◆ **YOUR TASK**
Please report every line from the material that contains the word "Titel".

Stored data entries
+ + + + + + +
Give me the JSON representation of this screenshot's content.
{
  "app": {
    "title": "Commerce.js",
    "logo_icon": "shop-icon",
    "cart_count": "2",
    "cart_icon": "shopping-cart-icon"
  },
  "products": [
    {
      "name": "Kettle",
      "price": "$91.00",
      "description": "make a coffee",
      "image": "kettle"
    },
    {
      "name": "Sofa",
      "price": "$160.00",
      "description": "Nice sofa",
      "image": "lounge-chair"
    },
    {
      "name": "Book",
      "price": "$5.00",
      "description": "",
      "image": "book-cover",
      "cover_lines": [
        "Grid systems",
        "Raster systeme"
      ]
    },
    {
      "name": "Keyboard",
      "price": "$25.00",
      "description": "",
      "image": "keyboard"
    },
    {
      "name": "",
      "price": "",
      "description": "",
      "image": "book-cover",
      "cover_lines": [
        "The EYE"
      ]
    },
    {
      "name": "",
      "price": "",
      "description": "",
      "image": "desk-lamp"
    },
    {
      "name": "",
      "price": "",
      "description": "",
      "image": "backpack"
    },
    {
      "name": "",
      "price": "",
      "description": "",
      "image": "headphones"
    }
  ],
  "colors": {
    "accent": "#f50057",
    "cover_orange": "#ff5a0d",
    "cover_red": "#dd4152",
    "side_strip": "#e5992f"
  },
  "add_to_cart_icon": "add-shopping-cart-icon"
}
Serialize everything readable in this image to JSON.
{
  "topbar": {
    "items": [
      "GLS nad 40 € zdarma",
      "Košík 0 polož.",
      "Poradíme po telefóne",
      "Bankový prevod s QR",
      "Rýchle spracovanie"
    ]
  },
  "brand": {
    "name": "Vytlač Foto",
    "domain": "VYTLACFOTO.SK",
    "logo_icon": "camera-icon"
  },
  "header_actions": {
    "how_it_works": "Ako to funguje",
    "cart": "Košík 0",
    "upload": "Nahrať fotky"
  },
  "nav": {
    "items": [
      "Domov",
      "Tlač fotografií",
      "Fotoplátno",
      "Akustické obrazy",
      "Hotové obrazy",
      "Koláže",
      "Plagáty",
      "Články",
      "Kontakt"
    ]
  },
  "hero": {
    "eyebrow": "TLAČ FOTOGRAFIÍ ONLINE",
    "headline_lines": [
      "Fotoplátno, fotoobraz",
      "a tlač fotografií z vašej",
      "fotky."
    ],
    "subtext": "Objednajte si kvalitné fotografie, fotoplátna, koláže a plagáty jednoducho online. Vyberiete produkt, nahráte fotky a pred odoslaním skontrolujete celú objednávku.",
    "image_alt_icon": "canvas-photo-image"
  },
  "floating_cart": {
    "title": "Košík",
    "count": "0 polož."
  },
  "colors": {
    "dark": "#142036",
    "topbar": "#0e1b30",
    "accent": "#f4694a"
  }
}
+ + + + + + +
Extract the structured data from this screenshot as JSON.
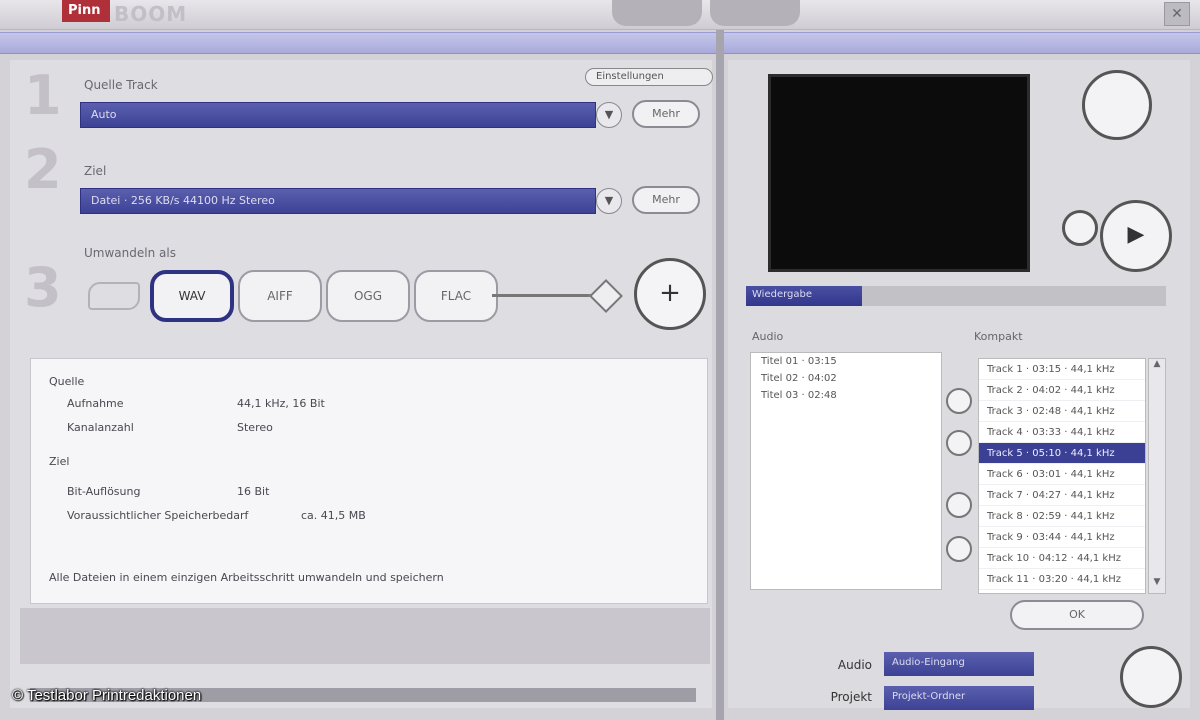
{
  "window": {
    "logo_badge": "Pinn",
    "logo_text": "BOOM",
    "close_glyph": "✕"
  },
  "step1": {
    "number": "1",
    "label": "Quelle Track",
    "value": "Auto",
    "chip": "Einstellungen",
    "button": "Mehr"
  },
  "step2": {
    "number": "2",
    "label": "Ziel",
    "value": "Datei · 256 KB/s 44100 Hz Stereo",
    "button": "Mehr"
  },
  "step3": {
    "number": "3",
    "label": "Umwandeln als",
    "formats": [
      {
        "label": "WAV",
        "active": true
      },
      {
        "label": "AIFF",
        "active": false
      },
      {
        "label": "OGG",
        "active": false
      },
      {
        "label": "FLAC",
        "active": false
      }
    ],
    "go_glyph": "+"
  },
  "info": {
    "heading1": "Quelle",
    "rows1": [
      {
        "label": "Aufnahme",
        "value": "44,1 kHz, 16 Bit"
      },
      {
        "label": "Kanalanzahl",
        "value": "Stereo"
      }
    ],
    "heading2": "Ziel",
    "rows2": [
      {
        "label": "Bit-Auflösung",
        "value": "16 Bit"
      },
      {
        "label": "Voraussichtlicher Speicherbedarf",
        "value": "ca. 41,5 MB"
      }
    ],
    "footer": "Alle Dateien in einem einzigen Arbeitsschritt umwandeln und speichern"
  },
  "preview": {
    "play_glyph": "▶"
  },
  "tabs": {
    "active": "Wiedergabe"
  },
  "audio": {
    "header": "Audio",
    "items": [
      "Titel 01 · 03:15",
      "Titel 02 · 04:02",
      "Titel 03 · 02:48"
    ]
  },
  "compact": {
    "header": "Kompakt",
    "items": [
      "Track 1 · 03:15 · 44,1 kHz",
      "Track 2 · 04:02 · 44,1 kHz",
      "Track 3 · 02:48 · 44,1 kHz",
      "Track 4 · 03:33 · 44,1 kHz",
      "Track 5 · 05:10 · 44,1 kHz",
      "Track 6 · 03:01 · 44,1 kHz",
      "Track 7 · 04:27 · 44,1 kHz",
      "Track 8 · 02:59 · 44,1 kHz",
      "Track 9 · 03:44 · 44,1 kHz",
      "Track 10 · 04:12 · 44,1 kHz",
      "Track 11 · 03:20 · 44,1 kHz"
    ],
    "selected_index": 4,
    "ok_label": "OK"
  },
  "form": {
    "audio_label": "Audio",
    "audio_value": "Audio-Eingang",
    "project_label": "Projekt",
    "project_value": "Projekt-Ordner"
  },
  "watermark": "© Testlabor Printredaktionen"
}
+ + + + + + +
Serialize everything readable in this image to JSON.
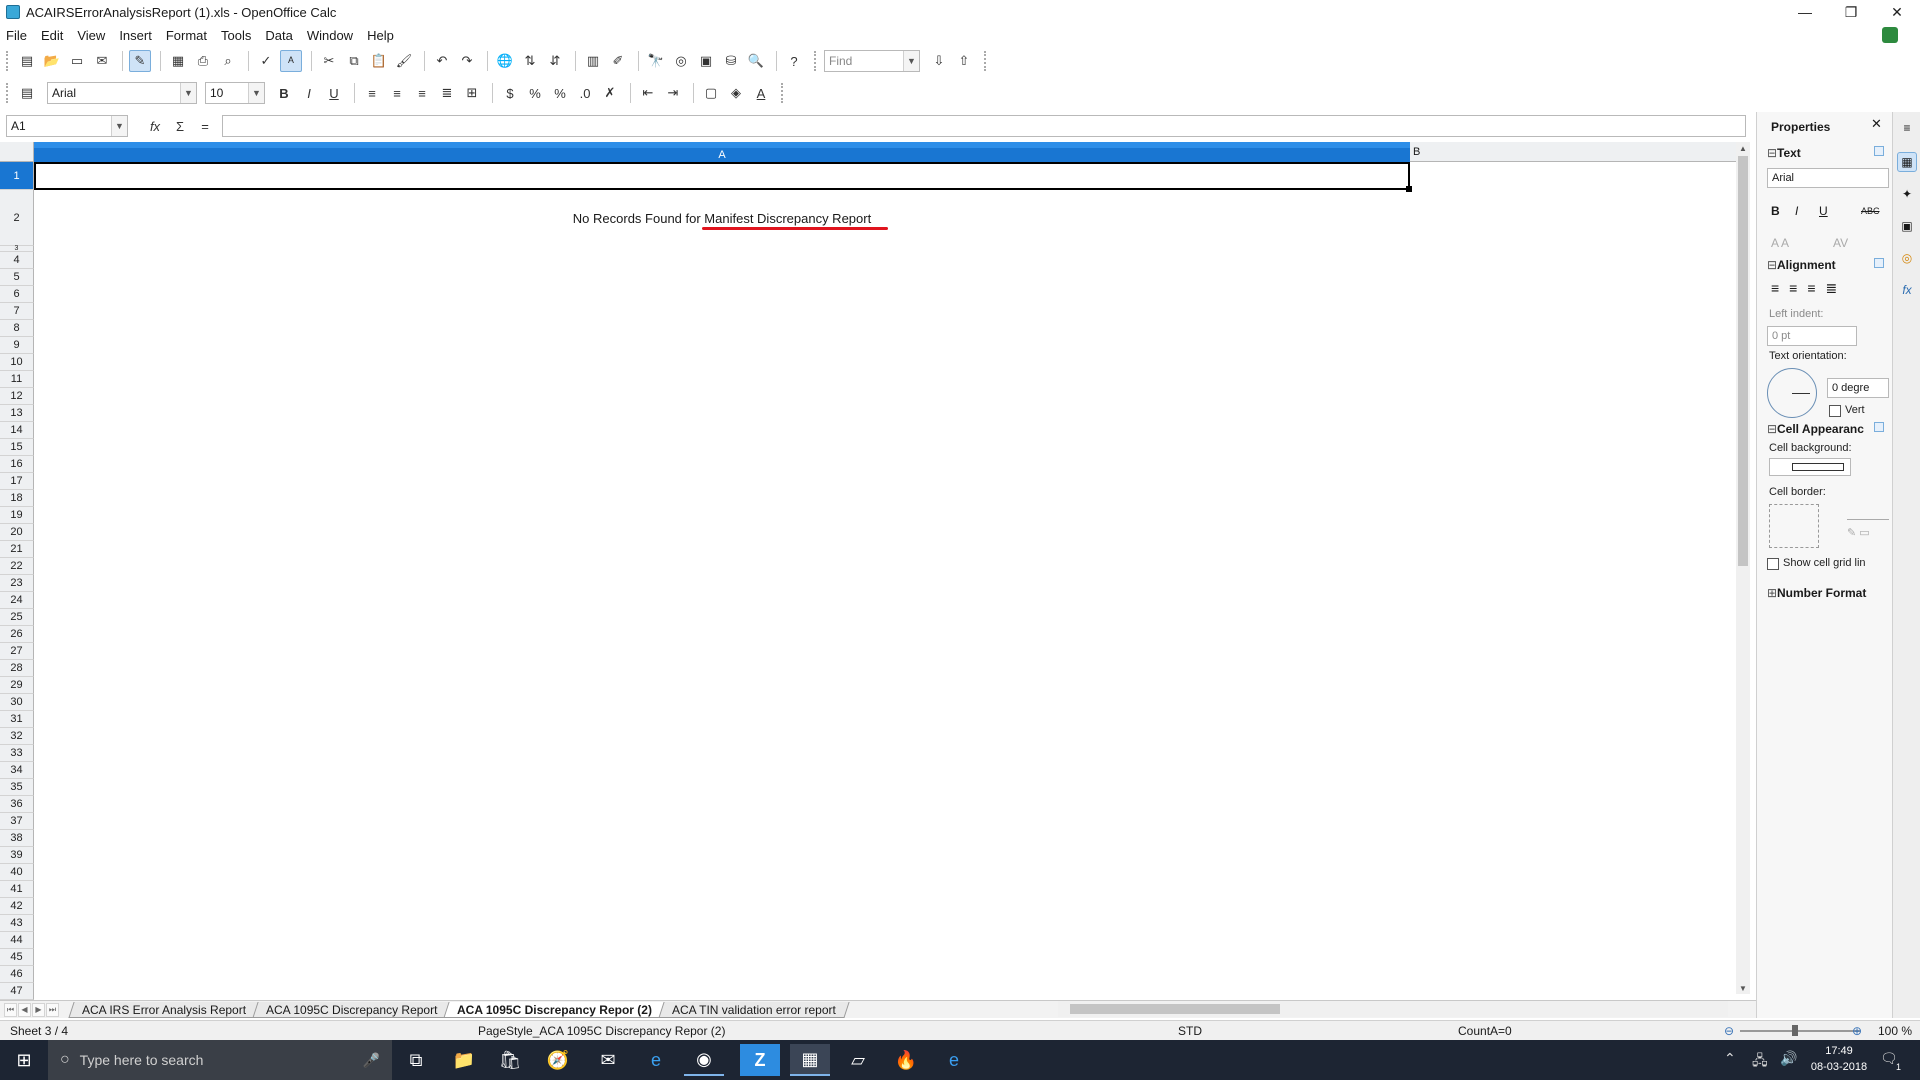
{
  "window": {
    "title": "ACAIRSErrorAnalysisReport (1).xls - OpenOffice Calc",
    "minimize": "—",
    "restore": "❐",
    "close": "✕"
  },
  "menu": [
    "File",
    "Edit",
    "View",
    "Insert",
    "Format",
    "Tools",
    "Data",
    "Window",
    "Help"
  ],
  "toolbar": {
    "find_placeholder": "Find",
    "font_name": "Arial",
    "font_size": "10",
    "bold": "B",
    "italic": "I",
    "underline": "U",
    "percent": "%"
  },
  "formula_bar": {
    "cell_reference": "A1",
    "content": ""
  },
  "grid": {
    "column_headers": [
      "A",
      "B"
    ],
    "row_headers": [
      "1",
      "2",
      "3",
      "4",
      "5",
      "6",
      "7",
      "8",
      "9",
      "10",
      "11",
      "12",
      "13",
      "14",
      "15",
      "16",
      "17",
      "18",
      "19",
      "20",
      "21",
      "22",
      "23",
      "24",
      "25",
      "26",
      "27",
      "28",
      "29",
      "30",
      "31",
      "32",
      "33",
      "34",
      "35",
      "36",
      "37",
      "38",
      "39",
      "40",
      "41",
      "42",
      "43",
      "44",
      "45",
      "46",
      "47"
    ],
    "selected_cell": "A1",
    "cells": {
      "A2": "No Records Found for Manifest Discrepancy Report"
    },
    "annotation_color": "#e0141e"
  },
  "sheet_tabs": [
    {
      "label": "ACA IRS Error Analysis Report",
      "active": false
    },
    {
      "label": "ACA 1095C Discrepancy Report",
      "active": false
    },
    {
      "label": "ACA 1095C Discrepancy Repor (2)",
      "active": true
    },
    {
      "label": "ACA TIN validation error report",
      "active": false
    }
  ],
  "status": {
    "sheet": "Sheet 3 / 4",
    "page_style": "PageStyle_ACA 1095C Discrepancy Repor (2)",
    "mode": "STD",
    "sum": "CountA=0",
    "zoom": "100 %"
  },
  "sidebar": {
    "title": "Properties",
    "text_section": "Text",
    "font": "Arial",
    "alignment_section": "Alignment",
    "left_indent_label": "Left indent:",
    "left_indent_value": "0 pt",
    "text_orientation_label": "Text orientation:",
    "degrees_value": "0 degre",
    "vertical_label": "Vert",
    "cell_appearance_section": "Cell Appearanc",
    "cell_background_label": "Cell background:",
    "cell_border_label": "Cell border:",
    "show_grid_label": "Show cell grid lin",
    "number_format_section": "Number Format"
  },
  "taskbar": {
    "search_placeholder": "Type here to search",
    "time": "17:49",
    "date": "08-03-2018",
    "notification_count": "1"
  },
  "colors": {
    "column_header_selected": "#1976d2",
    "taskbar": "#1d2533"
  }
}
+ + + + + + +
◆ **FULL ANSWER**
      "Titel 01 · 03:15",
      "Titel 02 · 04:02",
      "Titel 03 · 02:48"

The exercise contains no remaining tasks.